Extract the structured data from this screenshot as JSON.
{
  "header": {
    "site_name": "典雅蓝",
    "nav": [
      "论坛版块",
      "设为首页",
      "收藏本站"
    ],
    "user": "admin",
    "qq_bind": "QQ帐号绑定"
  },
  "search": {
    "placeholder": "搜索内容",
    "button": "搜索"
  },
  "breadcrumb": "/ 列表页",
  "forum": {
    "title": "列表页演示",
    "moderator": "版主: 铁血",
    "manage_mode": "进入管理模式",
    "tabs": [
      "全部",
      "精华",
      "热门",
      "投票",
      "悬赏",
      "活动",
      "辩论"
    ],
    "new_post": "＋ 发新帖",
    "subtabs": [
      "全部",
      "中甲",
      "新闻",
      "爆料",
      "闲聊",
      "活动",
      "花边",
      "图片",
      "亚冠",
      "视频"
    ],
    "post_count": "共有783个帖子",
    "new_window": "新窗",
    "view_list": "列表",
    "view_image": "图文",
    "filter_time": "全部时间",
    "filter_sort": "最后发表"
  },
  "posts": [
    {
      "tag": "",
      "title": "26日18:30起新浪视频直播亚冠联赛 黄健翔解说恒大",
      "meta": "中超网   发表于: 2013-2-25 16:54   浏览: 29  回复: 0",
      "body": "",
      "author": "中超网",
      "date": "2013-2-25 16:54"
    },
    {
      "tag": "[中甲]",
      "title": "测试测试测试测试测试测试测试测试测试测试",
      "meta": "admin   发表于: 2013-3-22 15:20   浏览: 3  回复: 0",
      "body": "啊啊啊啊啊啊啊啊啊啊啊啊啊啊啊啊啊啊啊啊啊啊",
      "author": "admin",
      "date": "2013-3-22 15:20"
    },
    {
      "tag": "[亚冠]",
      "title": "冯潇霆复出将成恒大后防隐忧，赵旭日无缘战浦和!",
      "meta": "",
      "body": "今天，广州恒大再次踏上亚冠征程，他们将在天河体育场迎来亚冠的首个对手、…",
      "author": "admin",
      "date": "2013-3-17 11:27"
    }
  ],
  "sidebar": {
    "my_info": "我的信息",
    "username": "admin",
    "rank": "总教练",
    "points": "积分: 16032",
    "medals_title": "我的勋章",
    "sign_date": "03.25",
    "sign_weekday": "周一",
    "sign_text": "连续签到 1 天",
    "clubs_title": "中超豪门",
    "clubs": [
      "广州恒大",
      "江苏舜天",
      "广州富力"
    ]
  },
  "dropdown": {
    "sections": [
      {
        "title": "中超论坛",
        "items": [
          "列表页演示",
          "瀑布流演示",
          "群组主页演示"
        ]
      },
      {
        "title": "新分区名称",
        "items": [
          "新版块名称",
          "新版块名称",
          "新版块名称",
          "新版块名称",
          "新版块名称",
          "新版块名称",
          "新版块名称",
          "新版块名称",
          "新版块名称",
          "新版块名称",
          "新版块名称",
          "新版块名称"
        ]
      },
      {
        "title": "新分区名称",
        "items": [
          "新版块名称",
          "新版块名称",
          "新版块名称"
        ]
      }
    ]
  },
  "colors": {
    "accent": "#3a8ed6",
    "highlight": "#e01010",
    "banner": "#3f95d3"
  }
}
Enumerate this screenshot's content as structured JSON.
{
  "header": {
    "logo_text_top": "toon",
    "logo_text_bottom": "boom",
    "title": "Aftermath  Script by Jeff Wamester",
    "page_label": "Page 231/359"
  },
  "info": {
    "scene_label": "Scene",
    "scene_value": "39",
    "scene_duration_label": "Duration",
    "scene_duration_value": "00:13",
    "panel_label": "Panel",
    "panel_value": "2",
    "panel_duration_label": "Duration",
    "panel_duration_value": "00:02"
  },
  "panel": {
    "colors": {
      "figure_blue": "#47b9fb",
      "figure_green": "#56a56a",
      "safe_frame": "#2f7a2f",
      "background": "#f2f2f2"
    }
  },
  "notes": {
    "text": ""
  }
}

──────────────────────────────

# Exercise
Return all of the entries exactly as written.

# Output of the task
Extract the structured data from this screenshot as JSON.
{
  "header": {
    "site_name": "典雅蓝",
    "nav": [
      "论坛版块",
      "设为首页",
      "收藏本站"
    ],
    "user": "admin",
    "qq_bind": "QQ帐号绑定"
  },
  "search": {
    "placeholder": "搜索内容",
    "button": "搜索"
  },
  "breadcrumb": "/ 列表页",
  "forum": {
    "title": "列表页演示",
    "moderator": "版主: 铁血",
    "manage_mode": "进入管理模式",
    "tabs": [
      "全部",
      "精华",
      "热门",
      "投票",
      "悬赏",
      "活动",
      "辩论"
    ],
    "new_post": "＋ 发新帖",
    "subtabs": [
      "全部",
      "中甲",
      "新闻",
      "爆料",
      "闲聊",
      "活动",
      "花边",
      "图片",
      "亚冠",
      "视频"
    ],
    "post_count": "共有783个帖子",
    "new_window": "新窗",
    "view_list": "列表",
    "view_image": "图文",
    "filter_time": "全部时间",
    "filter_sort": "最后发表"
  },
  "posts": [
    {
      "tag": "",
      "title": "26日18:30起新浪视频直播亚冠联赛 黄健翔解说恒大",
      "meta": "中超网   发表于: 2013-2-25 16:54   浏览: 29  回复: 0",
      "body": "",
      "author": "中超网",
      "date": "2013-2-25 16:54"
    },
    {
      "tag": "[中甲]",
      "title": "测试测试测试测试测试测试测试测试测试测试",
      "meta": "admin   发表于: 2013-3-22 15:20   浏览: 3  回复: 0",
      "body": "啊啊啊啊啊啊啊啊啊啊啊啊啊啊啊啊啊啊啊啊啊啊",
      "author": "admin",
      "date": "2013-3-22 15:20"
    },
    {
      "tag": "[亚冠]",
      "title": "冯潇霆复出将成恒大后防隐忧，赵旭日无缘战浦和!",
      "meta": "",
      "body": "今天，广州恒大再次踏上亚冠征程，他们将在天河体育场迎来亚冠的首个对手、…",
      "author": "admin",
      "date": "2013-3-17 11:27"
    }
  ],
  "sidebar": {
    "my_info": "我的信息",
    "username": "admin",
    "rank": "总教练",
    "points": "积分: 16032",
    "medals_title": "我的勋章",
    "sign_date": "03.25",
    "sign_weekday": "周一",
    "sign_text": "连续签到 1 天",
    "clubs_title": "中超豪门",
    "clubs": [
      "广州恒大",
      "江苏舜天",
      "广州富力"
    ]
  },
  "dropdown": {
    "sections": [
      {
        "title": "中超论坛",
        "items": [
          "列表页演示",
          "瀑布流演示",
          "群组主页演示"
        ]
      },
      {
        "title": "新分区名称",
        "items": [
          "新版块名称",
          "新版块名称",
          "新版块名称",
          "新版块名称",
          "新版块名称",
          "新版块名称",
          "新版块名称",
          "新版块名称",
          "新版块名称",
          "新版块名称",
          "新版块名称",
          "新版块名称"
        ]
      },
      {
        "title": "新分区名称",
        "items": [
          "新版块名称",
          "新版块名称",
          "新版块名称"
        ]
      }
    ]
  },
  "colors": {
    "accent": "#3a8ed6",
    "highlight": "#e01010",
    "banner": "#3f95d3"
  }
}
Enumerate this screenshot's content as structured JSON.
{
  "header": {
    "logo_text_top": "toon",
    "logo_text_bottom": "boom",
    "title": "Aftermath  Script by Jeff Wamester",
    "page_label": "Page 231/359"
  },
  "info": {
    "scene_label": "Scene",
    "scene_value": "39",
    "scene_duration_label": "Duration",
    "scene_duration_value": "00:13",
    "panel_label": "Panel",
    "panel_value": "2",
    "panel_duration_label": "Duration",
    "panel_duration_value": "00:02"
  },
  "panel": {
    "colors": {
      "figure_blue": "#47b9fb",
      "figure_green": "#56a56a",
      "safe_frame": "#2f7a2f",
      "background": "#f2f2f2"
    }
  },
  "notes": {
    "text": ""
  }
}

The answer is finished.